# Short exercise:
Filter the listing and keep only the lines with the word "close".

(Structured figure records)
- - - - - - -
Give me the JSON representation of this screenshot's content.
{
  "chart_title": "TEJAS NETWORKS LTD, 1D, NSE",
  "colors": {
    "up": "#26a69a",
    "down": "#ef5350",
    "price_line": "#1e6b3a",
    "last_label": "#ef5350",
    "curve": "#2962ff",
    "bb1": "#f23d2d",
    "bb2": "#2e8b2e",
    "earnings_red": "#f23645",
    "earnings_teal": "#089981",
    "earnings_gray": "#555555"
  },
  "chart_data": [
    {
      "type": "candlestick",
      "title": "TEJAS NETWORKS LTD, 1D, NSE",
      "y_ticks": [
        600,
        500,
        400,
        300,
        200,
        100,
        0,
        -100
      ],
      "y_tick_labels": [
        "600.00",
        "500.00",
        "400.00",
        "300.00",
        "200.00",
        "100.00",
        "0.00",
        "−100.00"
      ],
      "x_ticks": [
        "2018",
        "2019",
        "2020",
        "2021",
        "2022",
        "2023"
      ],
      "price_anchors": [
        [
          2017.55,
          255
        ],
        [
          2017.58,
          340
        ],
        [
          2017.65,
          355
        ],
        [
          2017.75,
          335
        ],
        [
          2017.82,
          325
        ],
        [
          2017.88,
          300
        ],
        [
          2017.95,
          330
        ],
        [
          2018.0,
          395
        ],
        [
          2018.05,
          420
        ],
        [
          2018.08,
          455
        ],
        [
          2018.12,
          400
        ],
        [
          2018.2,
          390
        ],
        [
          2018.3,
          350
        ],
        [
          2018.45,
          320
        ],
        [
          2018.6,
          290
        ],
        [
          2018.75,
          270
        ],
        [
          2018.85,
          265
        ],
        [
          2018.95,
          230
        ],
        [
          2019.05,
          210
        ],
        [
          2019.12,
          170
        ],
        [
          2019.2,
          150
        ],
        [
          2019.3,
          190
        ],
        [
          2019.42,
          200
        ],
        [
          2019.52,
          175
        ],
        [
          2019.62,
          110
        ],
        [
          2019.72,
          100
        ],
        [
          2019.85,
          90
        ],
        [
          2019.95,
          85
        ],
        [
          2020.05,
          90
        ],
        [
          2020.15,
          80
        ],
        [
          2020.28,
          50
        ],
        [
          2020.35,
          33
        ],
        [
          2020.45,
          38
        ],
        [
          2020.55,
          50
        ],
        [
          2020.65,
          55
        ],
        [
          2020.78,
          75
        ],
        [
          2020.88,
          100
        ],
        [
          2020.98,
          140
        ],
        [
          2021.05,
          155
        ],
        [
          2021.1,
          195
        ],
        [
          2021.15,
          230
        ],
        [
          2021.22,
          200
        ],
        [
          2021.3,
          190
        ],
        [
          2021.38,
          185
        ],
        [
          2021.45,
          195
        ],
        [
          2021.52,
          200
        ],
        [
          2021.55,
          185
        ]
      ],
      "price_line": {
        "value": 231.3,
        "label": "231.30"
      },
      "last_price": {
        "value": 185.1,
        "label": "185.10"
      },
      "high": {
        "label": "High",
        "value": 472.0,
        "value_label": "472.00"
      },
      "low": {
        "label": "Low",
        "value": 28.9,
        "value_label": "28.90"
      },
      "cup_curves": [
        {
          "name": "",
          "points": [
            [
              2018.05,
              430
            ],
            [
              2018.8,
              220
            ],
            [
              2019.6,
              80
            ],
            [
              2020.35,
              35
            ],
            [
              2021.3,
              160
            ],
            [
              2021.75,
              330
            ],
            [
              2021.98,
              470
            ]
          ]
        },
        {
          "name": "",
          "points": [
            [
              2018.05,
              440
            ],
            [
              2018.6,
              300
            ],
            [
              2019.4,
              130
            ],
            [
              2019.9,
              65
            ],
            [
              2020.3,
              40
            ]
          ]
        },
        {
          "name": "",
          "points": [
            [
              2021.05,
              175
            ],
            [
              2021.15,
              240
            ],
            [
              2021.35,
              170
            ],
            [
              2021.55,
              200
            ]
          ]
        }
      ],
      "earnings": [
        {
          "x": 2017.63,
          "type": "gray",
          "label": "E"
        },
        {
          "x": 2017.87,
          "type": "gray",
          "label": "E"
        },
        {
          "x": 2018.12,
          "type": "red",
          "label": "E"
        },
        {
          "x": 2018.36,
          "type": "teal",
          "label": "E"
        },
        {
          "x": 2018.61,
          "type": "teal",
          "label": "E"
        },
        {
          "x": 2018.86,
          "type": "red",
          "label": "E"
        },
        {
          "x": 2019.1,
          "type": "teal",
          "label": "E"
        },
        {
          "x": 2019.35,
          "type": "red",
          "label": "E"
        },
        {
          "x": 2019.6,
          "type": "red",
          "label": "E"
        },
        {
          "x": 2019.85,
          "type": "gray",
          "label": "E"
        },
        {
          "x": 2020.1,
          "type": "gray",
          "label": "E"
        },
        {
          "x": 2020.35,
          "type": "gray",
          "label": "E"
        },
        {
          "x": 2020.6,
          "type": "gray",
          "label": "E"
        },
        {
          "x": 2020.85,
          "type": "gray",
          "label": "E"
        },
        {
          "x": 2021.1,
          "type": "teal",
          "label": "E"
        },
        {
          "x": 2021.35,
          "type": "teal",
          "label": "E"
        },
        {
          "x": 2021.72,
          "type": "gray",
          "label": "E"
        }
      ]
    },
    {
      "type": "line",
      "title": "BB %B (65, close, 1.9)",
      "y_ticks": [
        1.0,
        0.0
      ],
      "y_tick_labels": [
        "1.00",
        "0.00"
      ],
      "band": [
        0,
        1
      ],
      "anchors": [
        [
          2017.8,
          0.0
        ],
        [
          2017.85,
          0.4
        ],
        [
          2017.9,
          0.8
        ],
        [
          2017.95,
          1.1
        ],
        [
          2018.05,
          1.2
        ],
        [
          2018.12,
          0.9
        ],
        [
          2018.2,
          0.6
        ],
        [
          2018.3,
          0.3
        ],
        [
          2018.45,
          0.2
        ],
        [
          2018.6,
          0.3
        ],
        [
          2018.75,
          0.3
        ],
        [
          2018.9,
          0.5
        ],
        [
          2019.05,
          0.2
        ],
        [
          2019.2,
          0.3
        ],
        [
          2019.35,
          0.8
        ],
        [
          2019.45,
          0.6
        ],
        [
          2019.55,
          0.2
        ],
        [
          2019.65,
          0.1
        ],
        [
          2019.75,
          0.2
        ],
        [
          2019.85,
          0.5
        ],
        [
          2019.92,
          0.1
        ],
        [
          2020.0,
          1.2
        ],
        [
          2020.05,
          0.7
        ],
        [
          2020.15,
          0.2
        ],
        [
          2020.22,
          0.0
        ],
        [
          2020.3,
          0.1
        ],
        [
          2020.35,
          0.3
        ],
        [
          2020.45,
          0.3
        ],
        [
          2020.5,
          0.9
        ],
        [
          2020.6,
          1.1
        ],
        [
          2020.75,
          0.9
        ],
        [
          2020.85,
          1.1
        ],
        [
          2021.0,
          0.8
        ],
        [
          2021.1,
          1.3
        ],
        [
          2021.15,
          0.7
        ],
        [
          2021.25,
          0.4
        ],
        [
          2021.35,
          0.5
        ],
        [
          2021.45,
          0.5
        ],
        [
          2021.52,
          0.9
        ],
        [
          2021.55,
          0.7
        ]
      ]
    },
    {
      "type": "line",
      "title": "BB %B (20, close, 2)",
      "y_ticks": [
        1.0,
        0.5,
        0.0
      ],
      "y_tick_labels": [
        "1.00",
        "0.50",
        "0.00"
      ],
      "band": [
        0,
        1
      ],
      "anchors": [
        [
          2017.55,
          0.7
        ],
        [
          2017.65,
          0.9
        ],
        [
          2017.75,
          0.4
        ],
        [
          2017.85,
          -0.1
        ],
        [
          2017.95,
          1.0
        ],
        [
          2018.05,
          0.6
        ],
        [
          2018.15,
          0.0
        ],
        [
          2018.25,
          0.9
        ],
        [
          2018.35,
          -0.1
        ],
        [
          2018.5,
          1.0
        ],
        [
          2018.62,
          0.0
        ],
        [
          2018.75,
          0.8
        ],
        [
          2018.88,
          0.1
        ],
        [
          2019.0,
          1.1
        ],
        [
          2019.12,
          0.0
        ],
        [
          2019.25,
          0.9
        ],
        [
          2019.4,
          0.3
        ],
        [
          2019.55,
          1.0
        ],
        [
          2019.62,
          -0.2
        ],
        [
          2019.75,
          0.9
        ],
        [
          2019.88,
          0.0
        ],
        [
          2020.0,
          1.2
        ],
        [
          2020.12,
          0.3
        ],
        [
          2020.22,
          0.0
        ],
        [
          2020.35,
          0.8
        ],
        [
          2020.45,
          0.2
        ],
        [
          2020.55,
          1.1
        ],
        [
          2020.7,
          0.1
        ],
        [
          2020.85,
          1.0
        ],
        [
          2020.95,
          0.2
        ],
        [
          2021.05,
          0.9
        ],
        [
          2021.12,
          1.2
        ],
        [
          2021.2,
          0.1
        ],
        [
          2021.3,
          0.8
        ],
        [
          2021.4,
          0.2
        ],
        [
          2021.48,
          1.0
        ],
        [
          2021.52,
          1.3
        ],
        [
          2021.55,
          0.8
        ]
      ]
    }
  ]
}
- - - - - - -
# Response:
      "title": "BB %B (65, close, 1.9)",
      "title": "BB %B (20, close, 2)",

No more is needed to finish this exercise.